Each entry below should be written out exactly as it is, with no pictures.

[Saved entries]
########################################

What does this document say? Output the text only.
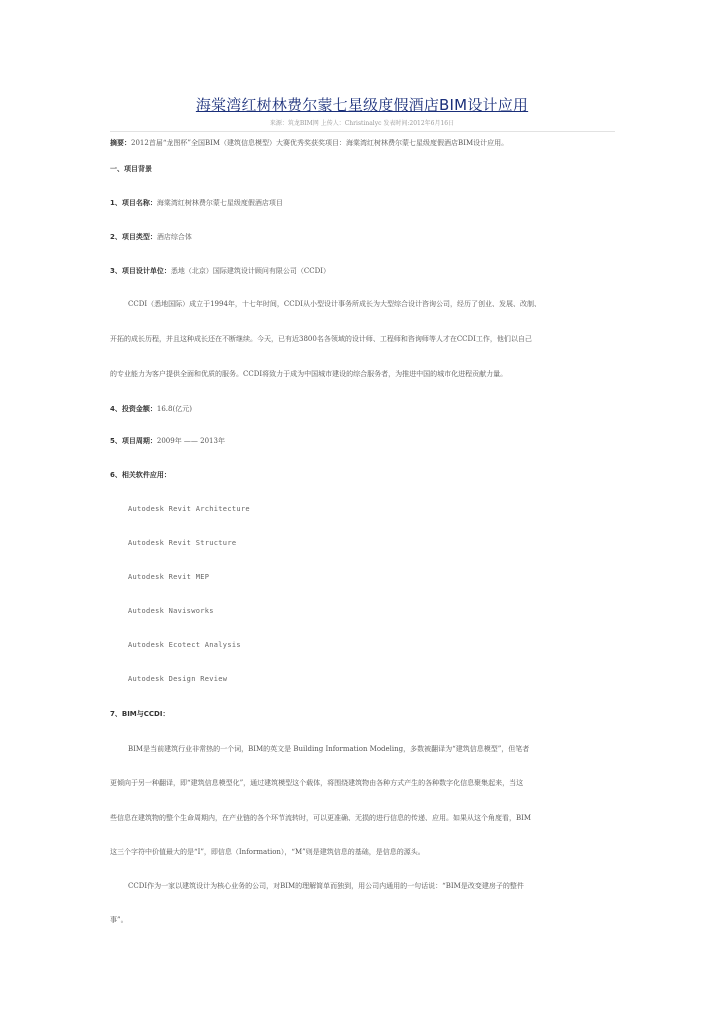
海棠湾红树林费尔蒙七星级度假酒店BIM设计应用
来源：筑龙BIM网 上传人：Christinalyc 发表时间:2012年6月16日
摘要：2012首届“龙图杯”全国BIM（建筑信息模型）大赛优秀奖获奖项目：海棠湾红树林费尔蒙七星级度假酒店BIM设计应用。
一、项目背景
1、项目名称：海棠湾红树林费尔蒙七星级度假酒店项目
2、项目类型：酒店综合体
3、项目设计单位：悉地（北京）国际建筑设计顾问有限公司（CCDI）
CCDI（悉地国际）成立于1994年，十七年时间，CCDI从小型设计事务所成长为大型综合设计咨询公司，经历了创业、发展、改制、
开拓的成长历程，并且这种成长还在不断继续。今天，已有近3800名各领域的设计师、工程师和咨询师等人才在CCDI工作，他们以自己
的专业能力为客户提供全面和优质的服务。CCDI将致力于成为中国城市建设的综合服务者，为推进中国的城市化进程贡献力量。
4、投资金额：16.8(亿元)
5、项目周期：2009年 —— 2013年
6、相关软件应用：
Autodesk Revit Architecture
Autodesk Revit Structure
Autodesk Revit MEP
Autodesk Navisworks
Autodesk Ecotect Analysis
Autodesk Design Review
7、BIM与CCDI：
BIM是当前建筑行业非常热的一个词，BIM的英文是 Building Information Modeling，多数被翻译为“建筑信息模型”，但笔者
更倾向于另一种翻译，即“建筑信息模型化”，通过建筑模型这个载体，将围绕建筑物由各种方式产生的各种数字化信息聚集起来，当这
些信息在建筑物的整个生命周期内，在产业链的各个环节流转时，可以更准确、无损的进行信息的传递、应用。如果从这个角度看，BIM
这三个字符中价值最大的是“I”，即信息（Information），“M”则是建筑信息的基础，是信息的源头。
CCDI作为一家以建筑设计为核心业务的公司，对BIM的理解简单而独到，用公司内通用的一句话说：“BIM是改变建房子的整件
事”。
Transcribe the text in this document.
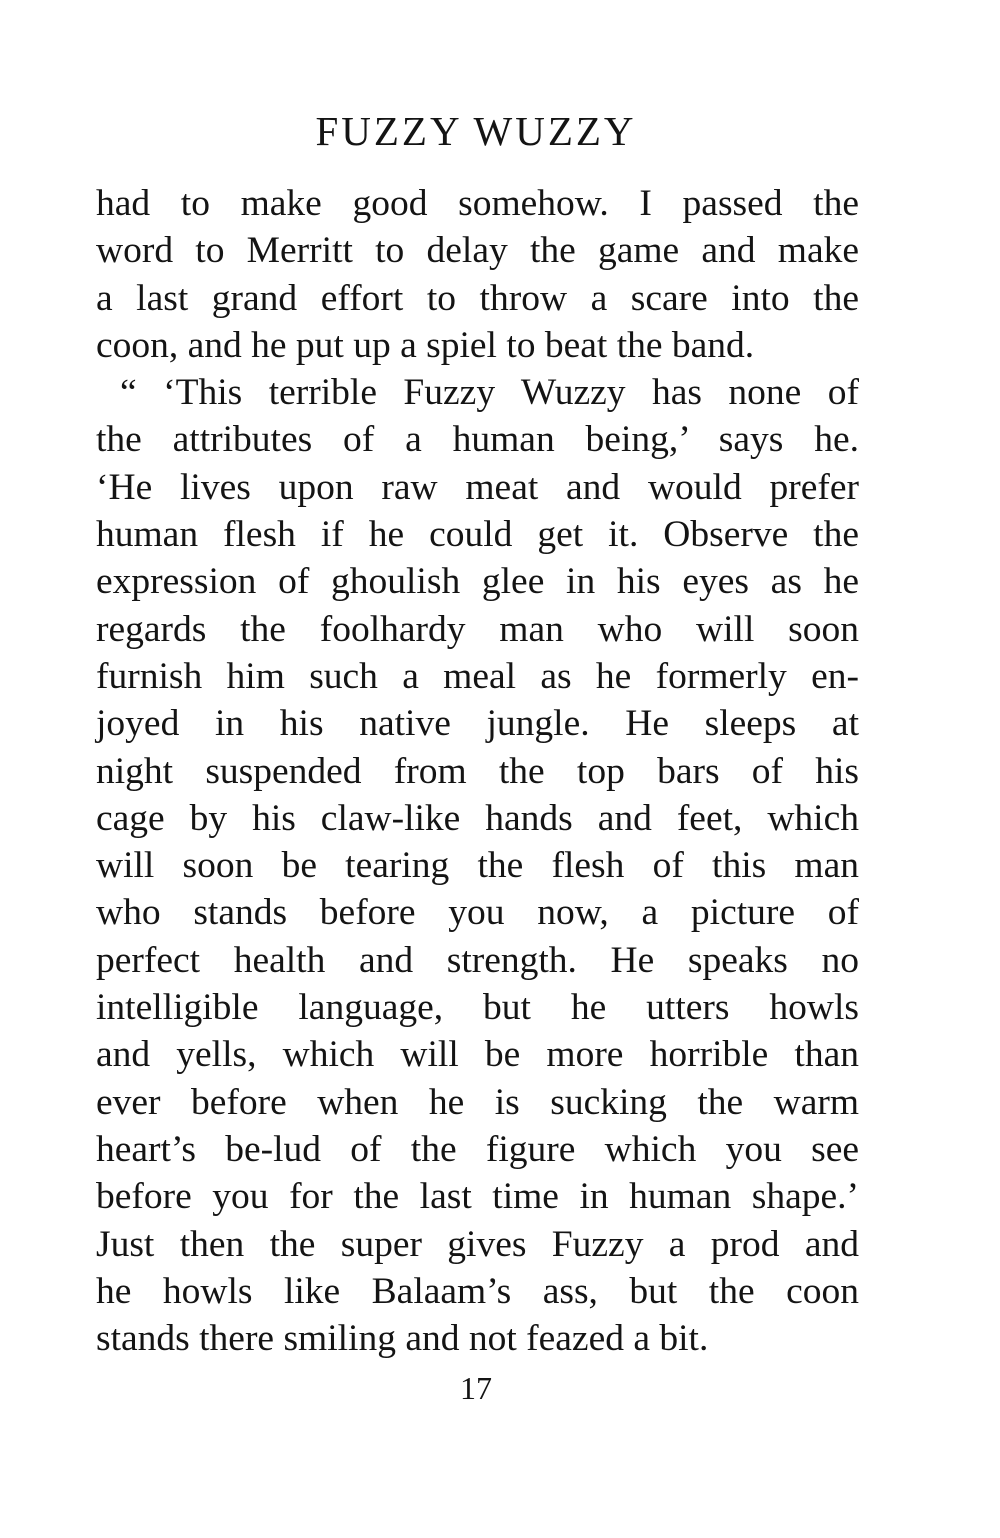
FUZZY WUZZY
had to make good somehow. I passed the
word to Merritt to delay the game and make
a last grand effort to throw a scare into the
coon, and he put up a spiel to beat the band.
“ ‘This terrible Fuzzy Wuzzy has none of
the attributes of a human being,’ says he.
‘He lives upon raw meat and would prefer
human flesh if he could get it. Observe the
expression of ghoulish glee in his eyes as he
regards the foolhardy man who will soon
furnish him such a meal as he formerly en-
joyed in his native jungle. He sleeps at
night suspended from the top bars of his
cage by his claw-like hands and feet, which
will soon be tearing the flesh of this man
who stands before you now, a picture of
perfect health and strength. He speaks no
intelligible language, but he utters howls
and yells, which will be more horrible than
ever before when he is sucking the warm
heart’s be-lud of the figure which you see
before you for the last time in human shape.’
Just then the super gives Fuzzy a prod and
he howls like Balaam’s ass, but the coon
stands there smiling and not feazed a bit.
17
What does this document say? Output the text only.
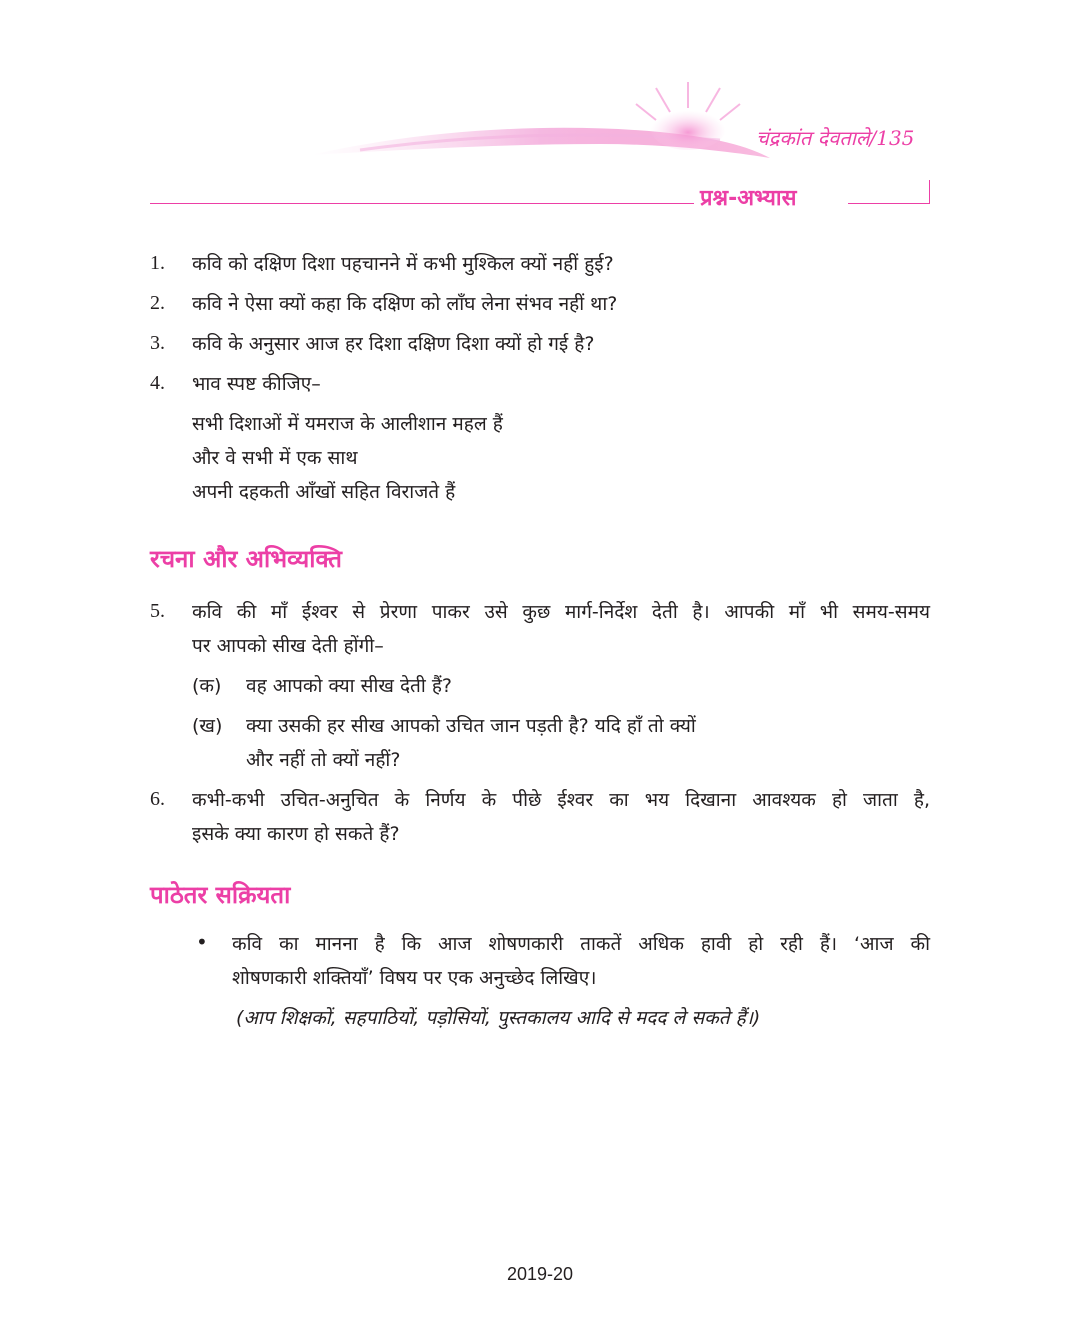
चंद्रकांत देवताले/135
प्रश्न-अभ्यास
1. कवि को दक्षिण दिशा पहचानने में कभी मुश्किल क्यों नहीं हुई?
2. कवि ने ऐसा क्यों कहा कि दक्षिण को लाँघ लेना संभव नहीं था?
3. कवि के अनुसार आज हर दिशा दक्षिण दिशा क्यों हो गई है?
4. भाव स्पष्ट कीजिए–
सभी दिशाओं में यमराज के आलीशान महल हैं
और वे सभी में एक साथ
अपनी दहकती आँखों सहित विराजते हैं
रचना और अभिव्यक्ति
5. कवि की माँ ईश्वर से प्रेरणा पाकर उसे कुछ मार्ग-निर्देश देती है। आपकी माँ भी समय-समय
पर आपको सीख देती होंगी–
(क) वह आपको क्या सीख देती हैं?
(ख) क्या उसकी हर सीख आपको उचित जान पड़ती है? यदि हाँ तो क्यों
और नहीं तो क्यों नहीं?
6. कभी-कभी उचित-अनुचित के निर्णय के पीछे ईश्वर का भय दिखाना आवश्यक हो जाता है,
इसके क्या कारण हो सकते हैं?
पाठेतर सक्रियता
• कवि का मानना है कि आज शोषणकारी ताकतें अधिक हावी हो रही हैं। ‘आज की
शोषणकारी शक्तियाँ’ विषय पर एक अनुच्छेद लिखिए।
(आप शिक्षकों, सहपाठियों, पड़ोसियों, पुस्तकालय आदि से मदद ले सकते हैं।)
2019-20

########################################

__RESPONSE BELOW__:
What does this document say? Output the text only.
海棠湾红树林费尔蒙七星级度假酒店BIM设计应用
来源：筑龙BIM网 上传人：Christinalyc 发表时间:2012年6月16日
摘要：2012首届“龙图杯”全国BIM（建筑信息模型）大赛优秀奖获奖项目：海棠湾红树林费尔蒙七星级度假酒店BIM设计应用。
一、项目背景
1、项目名称：海棠湾红树林费尔蒙七星级度假酒店项目
2、项目类型：酒店综合体
3、项目设计单位：悉地（北京）国际建筑设计顾问有限公司（CCDI）
CCDI（悉地国际）成立于1994年，十七年时间，CCDI从小型设计事务所成长为大型综合设计咨询公司，经历了创业、发展、改制、
开拓的成长历程，并且这种成长还在不断继续。今天，已有近3800名各领域的设计师、工程师和咨询师等人才在CCDI工作，他们以自己
的专业能力为客户提供全面和优质的服务。CCDI将致力于成为中国城市建设的综合服务者，为推进中国的城市化进程贡献力量。
4、投资金额：16.8(亿元)
5、项目周期：2009年 —— 2013年
6、相关软件应用：
Autodesk Revit Architecture
Autodesk Revit Structure
Autodesk Revit MEP
Autodesk Navisworks
Autodesk Ecotect Analysis
Autodesk Design Review
7、BIM与CCDI：
BIM是当前建筑行业非常热的一个词，BIM的英文是 Building Information Modeling，多数被翻译为“建筑信息模型”，但笔者
更倾向于另一种翻译，即“建筑信息模型化”，通过建筑模型这个载体，将围绕建筑物由各种方式产生的各种数字化信息聚集起来，当这
些信息在建筑物的整个生命周期内，在产业链的各个环节流转时，可以更准确、无损的进行信息的传递、应用。如果从这个角度看，BIM
这三个字符中价值最大的是“I”，即信息（Information），“M”则是建筑信息的基础，是信息的源头。
CCDI作为一家以建筑设计为核心业务的公司，对BIM的理解简单而独到，用公司内通用的一句话说：“BIM是改变建房子的整件
事”。
Transcribe the text in this document.
FUZZY WUZZY
had to make good somehow. I passed the
word to Merritt to delay the game and make
a last grand effort to throw a scare into the
coon, and he put up a spiel to beat the band.
“ ‘This terrible Fuzzy Wuzzy has none of
the attributes of a human being,’ says he.
‘He lives upon raw meat and would prefer
human flesh if he could get it. Observe the
expression of ghoulish glee in his eyes as he
regards the foolhardy man who will soon
furnish him such a meal as he formerly en-
joyed in his native jungle. He sleeps at
night suspended from the top bars of his
cage by his claw-like hands and feet, which
will soon be tearing the flesh of this man
who stands before you now, a picture of
perfect health and strength. He speaks no
intelligible language, but he utters howls
and yells, which will be more horrible than
ever before when he is sucking the warm
heart’s be-lud of the figure which you see
before you for the last time in human shape.’
Just then the super gives Fuzzy a prod and
he howls like Balaam’s ass, but the coon
stands there smiling and not feazed a bit.
17
What does this document say? Output the text only.
चंद्रकांत देवताले/135
प्रश्न-अभ्यास
1. कवि को दक्षिण दिशा पहचानने में कभी मुश्किल क्यों नहीं हुई?
2. कवि ने ऐसा क्यों कहा कि दक्षिण को लाँघ लेना संभव नहीं था?
3. कवि के अनुसार आज हर दिशा दक्षिण दिशा क्यों हो गई है?
4. भाव स्पष्ट कीजिए–
सभी दिशाओं में यमराज के आलीशान महल हैं
और वे सभी में एक साथ
अपनी दहकती आँखों सहित विराजते हैं
रचना और अभिव्यक्ति
5. कवि की माँ ईश्वर से प्रेरणा पाकर उसे कुछ मार्ग-निर्देश देती है। आपकी माँ भी समय-समय
पर आपको सीख देती होंगी–
(क) वह आपको क्या सीख देती हैं?
(ख) क्या उसकी हर सीख आपको उचित जान पड़ती है? यदि हाँ तो क्यों
और नहीं तो क्यों नहीं?
6. कभी-कभी उचित-अनुचित के निर्णय के पीछे ईश्वर का भय दिखाना आवश्यक हो जाता है,
इसके क्या कारण हो सकते हैं?
पाठेतर सक्रियता
• कवि का मानना है कि आज शोषणकारी ताकतें अधिक हावी हो रही हैं। ‘आज की
शोषणकारी शक्तियाँ’ विषय पर एक अनुच्छेद लिखिए।
(आप शिक्षकों, सहपाठियों, पड़ोसियों, पुस्तकालय आदि से मदद ले सकते हैं।)
2019-20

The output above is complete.